* begin PAGE *
Some stray thoughts regarding the show as the season played out:

  • There was something icky about the way that Sam kept falling in love with his host body’s love interest. The whole thing comes off a little bit like emotional pornography. “Sam” never put much work into these relationships. He inherits the relationship work done by someone else. We did not see how things played out with his love interests off screen, but if we had, it might have felt like actual pornography, too. Or rape? The women he meets do not know that he is a total stranger. He is impersonating men they know. How would you feel if you found out that Mark Zuckerberg has been inhabiting your love interest’s body for a few days without your knowledge? Then again, some of you might be into that idea.
  • We do not know (yet) know what the consequences are for Sam’s “work.” How many lives are altered – some for the worse – by what he does? He is playing God in a real sense. I suspect we will eventually see consequences but knowing that they are coming, and not seeing them at all, made watching Season 1 frustrating.
  • Speaking of God – we see throughout that Sam appears to be a Christian. We never see him reflect about the juxtaposition of what he is doing and his faith generally.
  • I think Al could end up being a really interesting character. I do not mind his gray area morality all that much – at least not yet. What bothers me is his indifference to his TIME TRAVEL JOB. Fix that and I think the show gets markedly better.
  • So far, the show has not leaned too heavily into attending or changing specific historical events. Star-Crossed took the episode to the Watergate Hotel. Double Identity visited and inadvertently caused the famous Northeast Blackout of 1965. For the most part, though, the show avoided sending Sam to kick-start or change events from history. The most notable exception in season 1 was his cringe-worthy role in launching the Civil Rights Movement in Alabama in 1955.

I was leaning toward taking a long break from this show before starting season 2. I remembered this show being better and this season just did not deliver. However, I shared some of these concerns with a friend who is a major Quantum Leap fan, and I was assured that the show improves. I will continue on with Season 2 in the very near future.
* end PAGE *
* begin DATA PROVIDED *
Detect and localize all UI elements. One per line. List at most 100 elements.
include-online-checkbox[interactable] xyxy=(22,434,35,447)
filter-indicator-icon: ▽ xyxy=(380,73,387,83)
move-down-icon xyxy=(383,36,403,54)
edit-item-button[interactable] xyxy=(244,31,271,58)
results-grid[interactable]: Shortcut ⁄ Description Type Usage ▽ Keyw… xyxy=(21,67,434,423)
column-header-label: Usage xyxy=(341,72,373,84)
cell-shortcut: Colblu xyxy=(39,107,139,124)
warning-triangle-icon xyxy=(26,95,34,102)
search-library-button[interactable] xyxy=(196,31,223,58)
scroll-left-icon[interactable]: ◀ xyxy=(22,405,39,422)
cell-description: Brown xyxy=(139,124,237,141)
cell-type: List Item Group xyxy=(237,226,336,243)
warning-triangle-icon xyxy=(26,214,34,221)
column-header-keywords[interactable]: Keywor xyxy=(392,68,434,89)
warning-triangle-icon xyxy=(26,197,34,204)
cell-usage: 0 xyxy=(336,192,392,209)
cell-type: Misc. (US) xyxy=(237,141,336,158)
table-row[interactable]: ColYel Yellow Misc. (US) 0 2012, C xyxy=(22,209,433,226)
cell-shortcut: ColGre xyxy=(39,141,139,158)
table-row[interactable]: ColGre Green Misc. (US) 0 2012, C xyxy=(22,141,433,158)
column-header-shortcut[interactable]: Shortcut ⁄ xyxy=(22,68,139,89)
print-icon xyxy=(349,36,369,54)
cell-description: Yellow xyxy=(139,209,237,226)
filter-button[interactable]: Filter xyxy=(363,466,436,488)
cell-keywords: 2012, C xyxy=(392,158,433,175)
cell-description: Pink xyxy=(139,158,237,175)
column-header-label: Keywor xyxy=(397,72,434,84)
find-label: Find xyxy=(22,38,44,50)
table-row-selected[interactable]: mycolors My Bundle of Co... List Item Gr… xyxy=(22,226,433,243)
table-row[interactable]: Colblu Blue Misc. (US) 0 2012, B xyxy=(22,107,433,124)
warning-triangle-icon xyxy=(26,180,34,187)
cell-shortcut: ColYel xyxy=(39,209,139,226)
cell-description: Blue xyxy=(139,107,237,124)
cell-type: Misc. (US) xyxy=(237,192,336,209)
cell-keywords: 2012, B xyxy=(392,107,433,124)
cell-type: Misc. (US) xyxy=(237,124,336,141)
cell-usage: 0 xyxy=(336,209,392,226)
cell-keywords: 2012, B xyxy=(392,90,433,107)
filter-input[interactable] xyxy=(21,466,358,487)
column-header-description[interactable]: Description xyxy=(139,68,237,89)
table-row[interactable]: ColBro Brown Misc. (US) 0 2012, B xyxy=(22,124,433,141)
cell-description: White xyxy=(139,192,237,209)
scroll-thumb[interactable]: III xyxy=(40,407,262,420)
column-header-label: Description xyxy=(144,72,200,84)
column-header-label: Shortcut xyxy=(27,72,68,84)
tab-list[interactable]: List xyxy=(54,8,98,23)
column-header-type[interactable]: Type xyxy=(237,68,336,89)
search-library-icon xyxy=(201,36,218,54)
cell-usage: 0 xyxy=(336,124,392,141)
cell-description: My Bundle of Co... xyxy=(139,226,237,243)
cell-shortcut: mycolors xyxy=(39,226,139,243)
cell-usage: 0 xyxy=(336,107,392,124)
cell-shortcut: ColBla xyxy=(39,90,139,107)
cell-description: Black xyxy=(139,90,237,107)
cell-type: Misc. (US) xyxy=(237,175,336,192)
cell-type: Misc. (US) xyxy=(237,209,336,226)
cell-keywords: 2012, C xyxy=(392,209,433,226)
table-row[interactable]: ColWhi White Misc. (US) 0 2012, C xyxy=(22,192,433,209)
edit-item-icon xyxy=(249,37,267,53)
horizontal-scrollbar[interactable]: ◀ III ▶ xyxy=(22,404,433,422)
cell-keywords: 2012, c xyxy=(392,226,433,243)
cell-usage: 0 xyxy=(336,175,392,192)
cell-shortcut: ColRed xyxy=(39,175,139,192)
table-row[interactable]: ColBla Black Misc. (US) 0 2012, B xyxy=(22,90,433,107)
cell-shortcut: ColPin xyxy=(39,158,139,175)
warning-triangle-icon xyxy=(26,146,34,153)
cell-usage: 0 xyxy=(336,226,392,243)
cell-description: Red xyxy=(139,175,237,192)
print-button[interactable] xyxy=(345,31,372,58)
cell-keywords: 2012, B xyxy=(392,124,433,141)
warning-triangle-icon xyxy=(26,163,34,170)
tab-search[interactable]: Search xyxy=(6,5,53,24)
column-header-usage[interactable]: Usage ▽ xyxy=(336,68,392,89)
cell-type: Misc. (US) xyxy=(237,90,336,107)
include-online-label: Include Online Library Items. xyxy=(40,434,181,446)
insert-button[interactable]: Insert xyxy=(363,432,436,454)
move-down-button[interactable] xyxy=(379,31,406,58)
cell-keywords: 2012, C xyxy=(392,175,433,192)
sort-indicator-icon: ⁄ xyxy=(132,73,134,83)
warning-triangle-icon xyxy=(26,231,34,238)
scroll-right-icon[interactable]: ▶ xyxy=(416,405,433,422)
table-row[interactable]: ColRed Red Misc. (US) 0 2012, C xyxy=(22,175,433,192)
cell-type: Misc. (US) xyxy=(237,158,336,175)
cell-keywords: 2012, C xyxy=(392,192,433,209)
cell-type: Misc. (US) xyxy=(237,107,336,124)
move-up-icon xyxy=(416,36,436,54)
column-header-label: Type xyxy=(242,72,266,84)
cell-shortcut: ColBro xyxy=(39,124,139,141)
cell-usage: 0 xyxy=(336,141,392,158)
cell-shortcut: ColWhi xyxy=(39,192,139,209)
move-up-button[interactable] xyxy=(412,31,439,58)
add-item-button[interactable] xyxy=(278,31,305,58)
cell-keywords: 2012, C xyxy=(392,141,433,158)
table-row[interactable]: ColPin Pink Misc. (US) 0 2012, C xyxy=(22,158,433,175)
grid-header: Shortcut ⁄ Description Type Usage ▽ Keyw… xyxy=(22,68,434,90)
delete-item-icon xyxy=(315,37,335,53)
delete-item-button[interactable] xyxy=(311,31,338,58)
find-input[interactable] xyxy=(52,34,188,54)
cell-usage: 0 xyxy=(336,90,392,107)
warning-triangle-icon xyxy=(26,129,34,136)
* end DATA PROVIDED *
[AIM 1] In the Quantum Leap commentary, why does the writer plan to go on to Season 2 despite finding Season 1 disappointing? Answer in one to three sentences.
[AIM 2] Print the records from their first line through the line that contains "edit-item-button[interactable] xyxy=(244,31,271,58)", including both ends, with nothing altered.
The Quantum Leap commentary and the records were drawn from separate, unrelated sources.

[WRITTEN SOLUTION 1] The writer shared some concerns with a friend who is a major Quantum Leap fan and was assured that the show improves. For that reason, the writer will continue with Season 2 in the very near future.

[WRITTEN SOLUTION 2]
Detect and localize all UI elements. One per line. List at most 100 elements.
include-online-checkbox[interactable] xyxy=(22,434,35,447)
filter-indicator-icon: ▽ xyxy=(380,73,387,83)
move-down-icon xyxy=(383,36,403,54)
edit-item-button[interactable] xyxy=(244,31,271,58)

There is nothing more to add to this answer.